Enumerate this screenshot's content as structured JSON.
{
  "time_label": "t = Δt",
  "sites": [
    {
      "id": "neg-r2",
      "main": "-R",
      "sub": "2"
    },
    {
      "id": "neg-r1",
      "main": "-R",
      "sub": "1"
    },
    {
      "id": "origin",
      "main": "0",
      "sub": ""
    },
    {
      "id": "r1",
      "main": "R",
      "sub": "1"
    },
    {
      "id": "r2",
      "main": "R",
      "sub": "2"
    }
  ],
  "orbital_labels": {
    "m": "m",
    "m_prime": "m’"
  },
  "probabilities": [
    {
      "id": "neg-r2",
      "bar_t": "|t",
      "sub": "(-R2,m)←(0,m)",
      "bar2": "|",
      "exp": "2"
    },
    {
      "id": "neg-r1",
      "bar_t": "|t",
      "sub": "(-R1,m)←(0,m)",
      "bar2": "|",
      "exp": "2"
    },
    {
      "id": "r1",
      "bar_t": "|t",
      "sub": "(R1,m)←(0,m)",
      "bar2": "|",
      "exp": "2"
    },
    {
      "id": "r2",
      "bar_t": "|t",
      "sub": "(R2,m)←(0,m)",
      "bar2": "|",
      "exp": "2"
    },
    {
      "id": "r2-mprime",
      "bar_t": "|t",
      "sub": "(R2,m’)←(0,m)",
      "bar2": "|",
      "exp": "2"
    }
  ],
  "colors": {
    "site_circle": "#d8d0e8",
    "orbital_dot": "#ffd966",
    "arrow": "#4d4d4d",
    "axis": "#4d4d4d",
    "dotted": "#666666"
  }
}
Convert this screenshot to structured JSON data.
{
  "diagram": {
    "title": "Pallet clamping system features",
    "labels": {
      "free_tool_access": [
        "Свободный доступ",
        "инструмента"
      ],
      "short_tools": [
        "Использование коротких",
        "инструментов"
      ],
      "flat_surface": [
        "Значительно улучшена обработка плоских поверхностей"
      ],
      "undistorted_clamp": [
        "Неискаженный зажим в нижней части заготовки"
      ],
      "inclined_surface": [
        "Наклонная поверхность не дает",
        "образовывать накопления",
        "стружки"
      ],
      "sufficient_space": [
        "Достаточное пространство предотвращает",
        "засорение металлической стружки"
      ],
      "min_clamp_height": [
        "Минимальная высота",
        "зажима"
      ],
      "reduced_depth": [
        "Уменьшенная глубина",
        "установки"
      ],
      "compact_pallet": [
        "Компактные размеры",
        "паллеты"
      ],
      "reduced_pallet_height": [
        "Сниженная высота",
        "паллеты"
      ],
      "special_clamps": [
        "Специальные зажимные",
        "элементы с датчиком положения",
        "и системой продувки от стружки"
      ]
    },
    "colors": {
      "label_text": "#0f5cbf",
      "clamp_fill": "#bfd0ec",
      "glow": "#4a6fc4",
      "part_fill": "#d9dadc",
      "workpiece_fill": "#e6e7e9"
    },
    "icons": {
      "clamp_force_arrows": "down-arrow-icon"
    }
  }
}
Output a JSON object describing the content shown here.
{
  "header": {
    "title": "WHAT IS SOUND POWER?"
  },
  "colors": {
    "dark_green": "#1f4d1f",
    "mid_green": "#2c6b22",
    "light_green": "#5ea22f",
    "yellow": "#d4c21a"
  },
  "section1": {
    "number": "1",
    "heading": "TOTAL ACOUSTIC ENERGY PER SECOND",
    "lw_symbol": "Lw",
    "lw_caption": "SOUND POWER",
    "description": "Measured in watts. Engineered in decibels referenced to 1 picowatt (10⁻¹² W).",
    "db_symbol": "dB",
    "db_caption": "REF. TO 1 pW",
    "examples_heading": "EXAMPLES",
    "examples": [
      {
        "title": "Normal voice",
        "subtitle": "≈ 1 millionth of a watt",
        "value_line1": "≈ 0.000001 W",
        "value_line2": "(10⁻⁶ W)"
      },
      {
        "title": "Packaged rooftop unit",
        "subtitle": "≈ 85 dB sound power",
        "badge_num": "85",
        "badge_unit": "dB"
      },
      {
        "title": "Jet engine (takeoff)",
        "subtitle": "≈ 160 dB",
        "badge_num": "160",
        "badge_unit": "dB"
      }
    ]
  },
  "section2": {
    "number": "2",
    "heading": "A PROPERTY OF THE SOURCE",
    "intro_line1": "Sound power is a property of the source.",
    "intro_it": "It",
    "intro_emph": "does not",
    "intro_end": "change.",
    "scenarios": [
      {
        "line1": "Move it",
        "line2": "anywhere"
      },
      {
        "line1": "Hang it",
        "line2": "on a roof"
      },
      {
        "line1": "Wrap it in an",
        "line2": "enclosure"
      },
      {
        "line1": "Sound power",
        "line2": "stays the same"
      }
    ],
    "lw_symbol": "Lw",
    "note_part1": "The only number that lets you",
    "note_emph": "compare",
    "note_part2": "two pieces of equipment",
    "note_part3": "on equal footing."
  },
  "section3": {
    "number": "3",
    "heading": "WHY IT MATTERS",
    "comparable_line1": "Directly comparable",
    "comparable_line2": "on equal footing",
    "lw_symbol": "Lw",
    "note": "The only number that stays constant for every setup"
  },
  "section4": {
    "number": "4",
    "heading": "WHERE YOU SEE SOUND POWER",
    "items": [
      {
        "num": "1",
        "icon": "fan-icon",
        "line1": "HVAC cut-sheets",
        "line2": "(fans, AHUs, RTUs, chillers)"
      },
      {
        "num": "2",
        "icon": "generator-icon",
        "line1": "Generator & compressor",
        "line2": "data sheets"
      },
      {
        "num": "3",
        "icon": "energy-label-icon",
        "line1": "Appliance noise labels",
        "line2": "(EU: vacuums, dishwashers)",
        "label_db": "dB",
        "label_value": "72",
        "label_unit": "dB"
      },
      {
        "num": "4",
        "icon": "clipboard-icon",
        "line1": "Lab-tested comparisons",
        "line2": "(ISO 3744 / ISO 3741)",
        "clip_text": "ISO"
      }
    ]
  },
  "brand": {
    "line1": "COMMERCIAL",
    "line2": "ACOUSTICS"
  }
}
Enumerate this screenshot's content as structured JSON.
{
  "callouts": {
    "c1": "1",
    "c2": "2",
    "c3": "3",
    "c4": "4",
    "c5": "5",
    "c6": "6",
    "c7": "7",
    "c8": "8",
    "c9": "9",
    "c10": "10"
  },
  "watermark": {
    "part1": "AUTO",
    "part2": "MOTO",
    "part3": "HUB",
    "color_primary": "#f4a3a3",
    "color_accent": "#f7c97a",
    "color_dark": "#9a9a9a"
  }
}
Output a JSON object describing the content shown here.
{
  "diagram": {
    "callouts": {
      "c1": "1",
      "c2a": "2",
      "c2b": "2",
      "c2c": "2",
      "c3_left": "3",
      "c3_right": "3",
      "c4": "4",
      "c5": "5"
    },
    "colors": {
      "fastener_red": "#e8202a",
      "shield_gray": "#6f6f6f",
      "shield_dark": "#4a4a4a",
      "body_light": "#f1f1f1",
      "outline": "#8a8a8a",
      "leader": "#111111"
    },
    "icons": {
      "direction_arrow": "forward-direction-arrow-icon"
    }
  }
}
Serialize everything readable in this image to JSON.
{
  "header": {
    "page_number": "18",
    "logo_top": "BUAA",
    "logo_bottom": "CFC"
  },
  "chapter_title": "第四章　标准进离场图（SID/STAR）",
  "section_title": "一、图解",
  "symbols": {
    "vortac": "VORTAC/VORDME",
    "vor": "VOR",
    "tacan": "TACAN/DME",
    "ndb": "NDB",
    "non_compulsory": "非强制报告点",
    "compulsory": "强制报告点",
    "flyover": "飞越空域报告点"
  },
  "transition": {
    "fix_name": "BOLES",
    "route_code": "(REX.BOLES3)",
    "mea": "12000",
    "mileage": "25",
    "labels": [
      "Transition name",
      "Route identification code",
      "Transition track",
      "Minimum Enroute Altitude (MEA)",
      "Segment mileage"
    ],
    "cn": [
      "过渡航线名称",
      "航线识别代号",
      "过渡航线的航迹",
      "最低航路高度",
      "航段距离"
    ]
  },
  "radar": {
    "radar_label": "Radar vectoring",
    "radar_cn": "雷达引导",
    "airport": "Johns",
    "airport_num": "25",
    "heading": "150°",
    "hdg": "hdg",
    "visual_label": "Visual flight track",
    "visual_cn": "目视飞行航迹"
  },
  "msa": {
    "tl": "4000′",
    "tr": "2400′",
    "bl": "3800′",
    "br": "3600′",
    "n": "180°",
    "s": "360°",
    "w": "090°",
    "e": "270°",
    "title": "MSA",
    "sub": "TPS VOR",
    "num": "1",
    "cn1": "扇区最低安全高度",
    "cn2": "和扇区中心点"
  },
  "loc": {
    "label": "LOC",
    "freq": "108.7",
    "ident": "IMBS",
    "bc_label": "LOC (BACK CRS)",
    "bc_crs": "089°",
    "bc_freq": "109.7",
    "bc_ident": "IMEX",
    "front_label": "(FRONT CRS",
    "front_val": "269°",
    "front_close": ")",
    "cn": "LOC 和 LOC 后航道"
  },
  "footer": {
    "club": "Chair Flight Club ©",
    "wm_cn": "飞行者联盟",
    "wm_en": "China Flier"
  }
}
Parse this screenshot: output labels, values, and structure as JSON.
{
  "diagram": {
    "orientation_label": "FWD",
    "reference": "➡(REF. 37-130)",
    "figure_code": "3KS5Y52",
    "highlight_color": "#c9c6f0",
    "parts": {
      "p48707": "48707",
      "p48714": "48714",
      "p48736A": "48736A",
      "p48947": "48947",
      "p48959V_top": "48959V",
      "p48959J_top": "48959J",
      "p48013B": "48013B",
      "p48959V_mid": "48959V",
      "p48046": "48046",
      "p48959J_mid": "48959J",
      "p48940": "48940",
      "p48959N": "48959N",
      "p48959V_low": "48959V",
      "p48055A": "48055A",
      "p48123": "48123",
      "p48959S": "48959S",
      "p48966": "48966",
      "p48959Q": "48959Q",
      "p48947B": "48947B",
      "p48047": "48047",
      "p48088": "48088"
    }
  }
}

☆ ☆ ☆ ☆ ☆

_WHAT TO DO_: Using the listing, collect all lines in which the string "стружки" is found.

_FINAL RESULT_:
        "стружки"
        "засорение металлической стружки"
        "и системой продувки от стружки"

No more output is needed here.